WHAT TO DO. Read the lines that follow and pick out every one containing the word "Engineering".

Items from a data source.
* * *

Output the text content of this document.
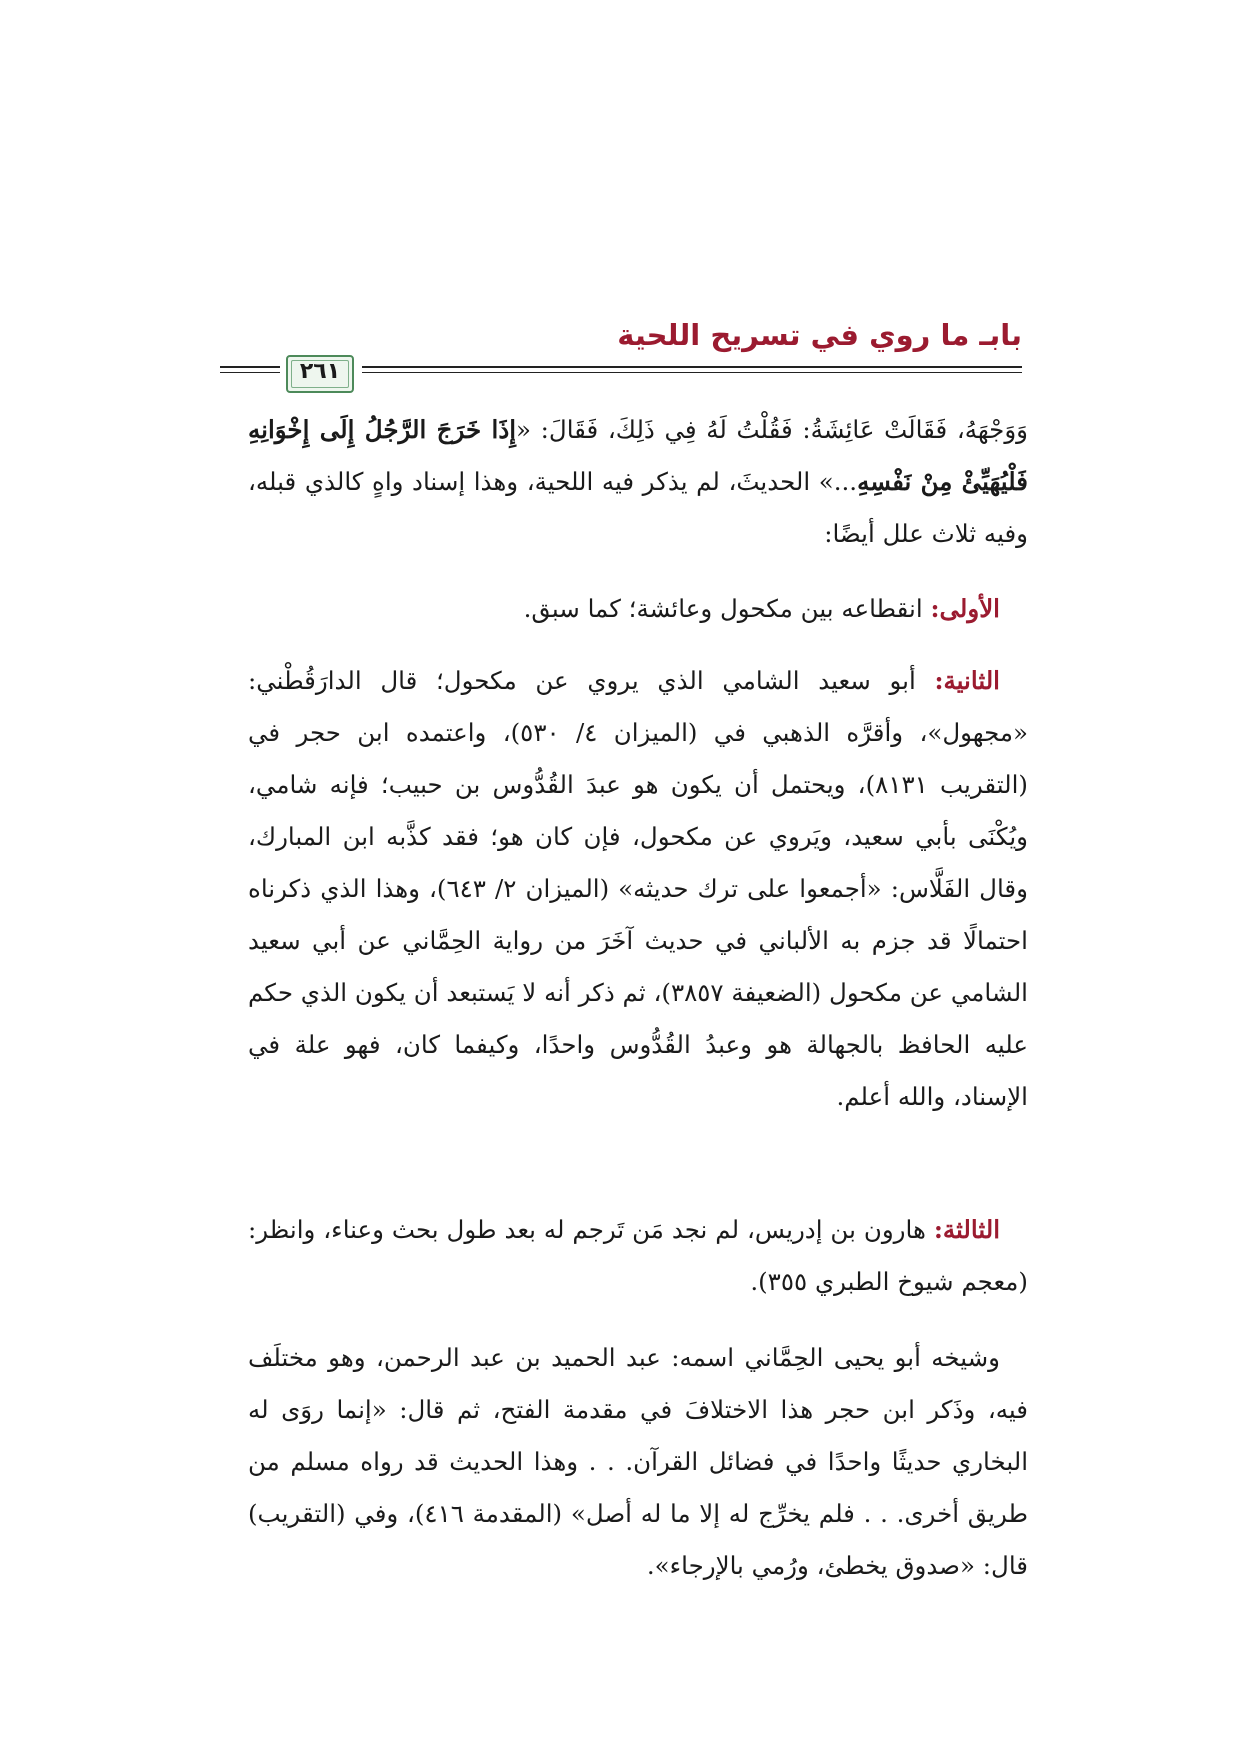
بابـ ما روي في تسريح اللحية
٢٦١

وَوَجْهَهُ، فَقَالَتْ عَائِشَةُ: فَقُلْتُ لَهُ فِي ذَلِكَ، فَقَالَ: «إِذَا خَرَجَ الرَّجُلُ إِلَى إِخْوَانِهِ فَلْيُهَيِّئْ مِنْ نَفْسِهِ...» الحديثَ، لم يذكر فيه اللحية، وهذا إسناد واهٍ كالذي قبله، وفيه ثلاث علل أيضًا:

الأولى: انقطاعه بين مكحول وعائشة؛ كما سبق.

الثانية: أبو سعيد الشامي الذي يروي عن مكحول؛ قال الدارَقُطْني: «مجهول»، وأقرَّه الذهبي في (الميزان ٤/ ٥٣٠)، واعتمده ابن حجر في (التقريب ٨١٣١)، ويحتمل أن يكون هو عبدَ القُدُّوس بن حبيب؛ فإنه شامي، ويُكْنَى بأبي سعيد، ويَروي عن مكحول، فإن كان هو؛ فقد كذَّبه ابن المبارك، وقال الفَلَّاس: «أجمعوا على ترك حديثه» (الميزان ٢/ ٦٤٣)، وهذا الذي ذكرناه احتمالًا قد جزم به الألباني في حديث آخَرَ من رواية الحِمَّاني عن أبي سعيد الشامي عن مكحول (الضعيفة ٣٨٥٧)، ثم ذكر أنه لا يَستبعد أن يكون الذي حكم عليه الحافظ بالجهالة هو وعبدُ القُدُّوس واحدًا، وكيفما كان، فهو علة في الإسناد، والله أعلم.

الثالثة: هارون بن إدريس، لم نجد مَن تَرجم له بعد طول بحث وعناء، وانظر: (معجم شيوخ الطبري ٣٥٥).

وشيخه أبو يحيى الحِمَّاني اسمه: عبد الحميد بن عبد الرحمن، وهو مختلَف فيه، وذَكر ابن حجر هذا الاختلافَ في مقدمة الفتح، ثم قال: «إنما روَى له البخاري حديثًا واحدًا في فضائل القرآن. . . وهذا الحديث قد رواه مسلم من طريق أخرى. . . فلم يخرِّج له إلا ما له أصل» (المقدمة ٤١٦)، وفي (التقريب) قال: «صدوق يخطئ، ورُمي بالإرجاء».
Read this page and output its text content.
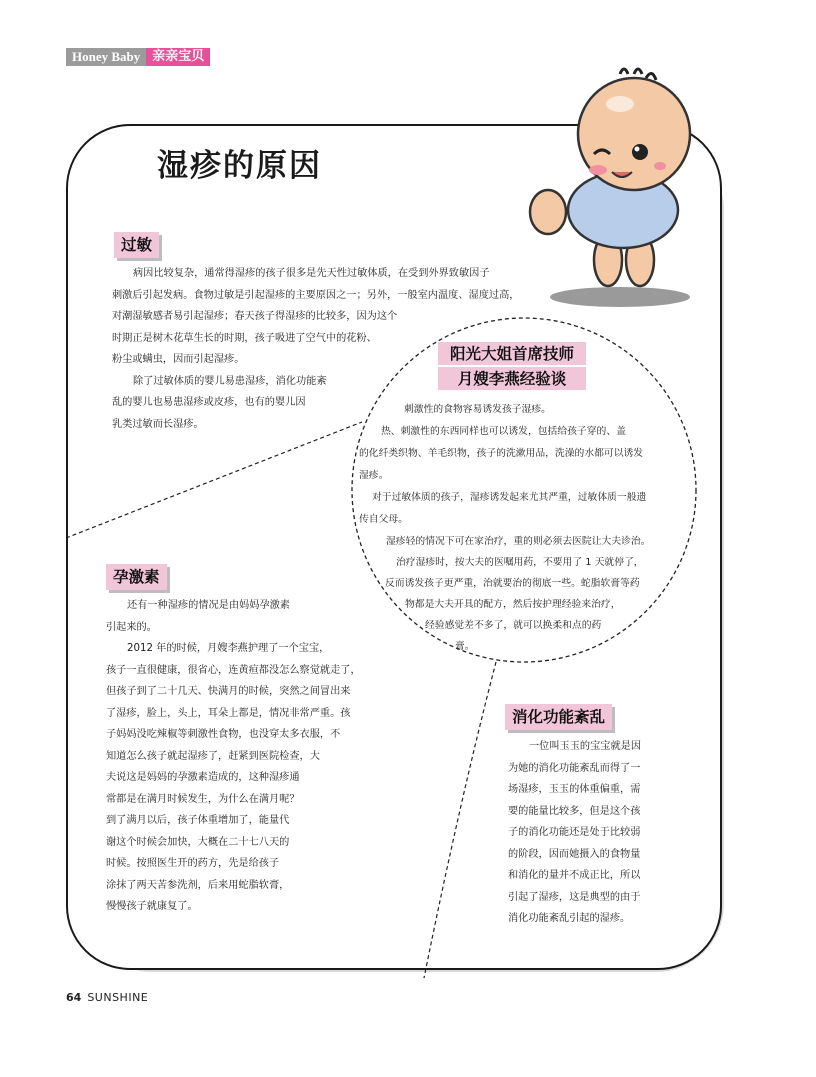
Honey Baby 亲亲宝贝
湿疹的原因
过敏

病因比较复杂，通常得湿疹的孩子很多是先天性过敏体质，在受到外界致敏因子

刺激后引起发病。食物过敏是引起湿疹的主要原因之一；另外，一般室内温度、湿度过高，

对潮湿敏感者易引起湿疹；春天孩子得湿疹的比较多，因为这个

时期正是树木花草生长的时期，孩子吸进了空气中的花粉、

粉尘或螨虫，因而引起湿疹。

除了过敏体质的婴儿易患湿疹，消化功能紊

乱的婴儿也易患湿疹或皮疹，也有的婴儿因

乳类过敏而长湿疹。

阳光大姐首席技师
月嫂李燕经验谈
刺激性的食物容易诱发孩子湿疹。
热、刺激性的东西同样也可以诱发，包括给孩子穿的、盖
的化纤类织物、羊毛织物，孩子的洗漱用品，洗澡的水都可以诱发
湿疹。
对于过敏体质的孩子，湿疹诱发起来尤其严重，过敏体质一般遗
传自父母。
湿疹轻的情况下可在家治疗，重的则必须去医院让大夫诊治。
治疗湿疹时，按大夫的医嘱用药，不要用了 1 天就停了，
反而诱发孩子更严重，治就要治的彻底一些。蛇脂软膏等药
物都是大夫开具的配方，然后按护理经验来治疗，
经验感觉差不多了，就可以换柔和点的药
膏。
孕激素

还有一种湿疹的情况是由妈妈孕激素

引起来的。

2012 年的时候，月嫂李燕护理了一个宝宝，

孩子一直很健康，很省心，连黄疸都没怎么察觉就走了，

但孩子到了二十几天、快满月的时候，突然之间冒出来

了湿疹，脸上，头上，耳朵上都是，情况非常严重。孩

子妈妈没吃辣椒等刺激性食物，也没穿太多衣服，不

知道怎么孩子就起湿疹了，赶紧到医院检查，大

夫说这是妈妈的孕激素造成的，这种湿疹通

常都是在满月时候发生，为什么在满月呢？

到了满月以后，孩子体重增加了，能量代

谢这个时候会加快，大概在二十七八天的

时候。按照医生开的药方，先是给孩子

涂抹了两天苦参洗剂，后来用蛇脂软膏，

慢慢孩子就康复了。

消化功能紊乱

一位叫玉玉的宝宝就是因

为她的消化功能紊乱而得了一

场湿疹，玉玉的体重偏重，需

要的能量比较多，但是这个孩

子的消化功能还是处于比较弱

的阶段，因而她摄入的食物量

和消化的量并不成正比，所以

引起了湿疹，这是典型的由于

消化功能紊乱引起的湿疹。

64 SUNSHINE
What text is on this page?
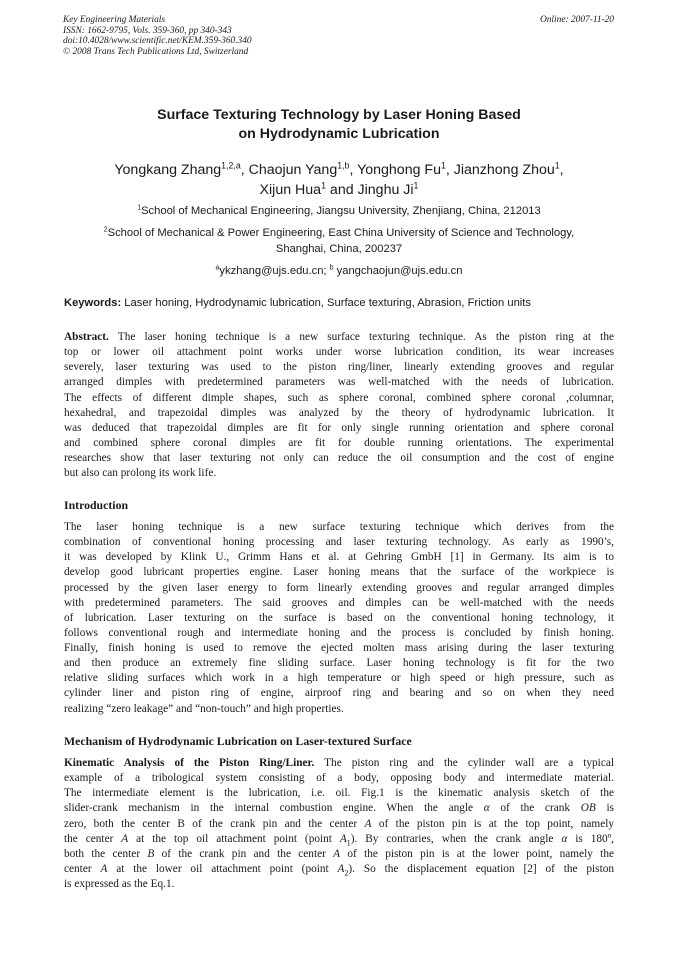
Key Engineering Materials
ISSN: 1662-9795, Vols. 359-360, pp 340-343
doi:10.4028/www.scientific.net/KEM.359-360.340
© 2008 Trans Tech Publications Ltd, Switzerland
Online: 2007-11-20
Surface Texturing Technology by Laser Honing Based
on Hydrodynamic Lubrication
Yongkang Zhang$^{1,2,a}$, Chaojun Yang$^{1,b}$, Yonghong Fu$^1$, Jianzhong Zhou$^1$,
Xijun Hua$^1$ and Jinghu Ji$^1$
$^1$School of Mechanical Engineering, Jiangsu University, Zhenjiang, China, 212013
$^2$School of Mechanical & Power Engineering, East China University of Science and Technology,
Shanghai, China, 200237
$^a$ykzhang@ujs.edu.cn; $^b$ yangchaojun@ujs.edu.cn
Keywords: Laser honing, Hydrodynamic lubrication, Surface texturing, Abrasion, Friction units
Abstract. The laser honing technique is a new surface texturing technique. As the piston ring at the
top or lower oil attachment point works under worse lubrication condition, its wear increases
severely, laser texturing was used to the piston ring/liner, linearly extending grooves and regular
arranged dimples with predetermined parameters was well-matched with the needs of lubrication.
The effects of different dimple shapes, such as sphere coronal, combined sphere coronal ,columnar,
hexahedral, and trapezoidal dimples was analyzed by the theory of hydrodynamic lubrication. It
was deduced that trapezoidal dimples are fit for only single running orientation and sphere coronal
and combined sphere coronal dimples are fit for double running orientations. The experimental
researches show that laser texturing not only can reduce the oil consumption and the cost of engine
but also can prolong its work life.
Introduction
The laser honing technique is a new surface texturing technique which derives from the
combination of conventional honing processing and laser texturing technology. As early as 1990’s,
it was developed by Klink U., Grimm Hans et al. at Gehring GmbH [1] in Germany. Its aim is to
develop good lubricant properties engine. Laser honing means that the surface of the workpiece is
processed by the given laser energy to form linearly extending grooves and regular arranged dimples
with predetermined parameters. The said grooves and dimples can be well-matched with the needs
of lubrication. Laser texturing on the surface is based on the conventional honing technology, it
follows conventional rough and intermediate honing and the process is concluded by finish honing.
Finally, finish honing is used to remove the ejected molten mass arising during the laser texturing
and then produce an extremely fine sliding surface. Laser honing technology is fit for the two
relative sliding surfaces which work in a high temperature or high speed or high pressure, such as
cylinder liner and piston ring of engine, airproof ring and bearing and so on when they need
realizing “zero leakage” and “non-touch” and high properties.
Mechanism of Hydrodynamic Lubrication on Laser-textured Surface
Kinematic Analysis of the Piston Ring/Liner. The piston ring and the cylinder wall are a typical
example of a tribological system consisting of a body, opposing body and intermediate material.
The intermediate element is the lubrication, i.e. oil. Fig.1 is the kinematic analysis sketch of the
slider-crank mechanism in the internal combustion engine. When the angle α of the crank OB is
zero, both the center B of the crank pin and the center A of the piston pin is at the top point, namely
the center A at the top oil attachment point (point $A_1$). By contraries, when the crank angle α is 180º,
both the center B of the crank pin and the center A of the piston pin is at the lower point, namely the
center A at the lower oil attachment point (point $A_2$). So the displacement equation [2] of the piston
is expressed as the Eq.1.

* * *

EXPECTED ANSWER.
Key Engineering Materials
$^1$School of Mechanical Engineering, Jiangsu University, Zhenjiang, China, 212013
$^2$School of Mechanical & Power Engineering, East China University of Science and Technology,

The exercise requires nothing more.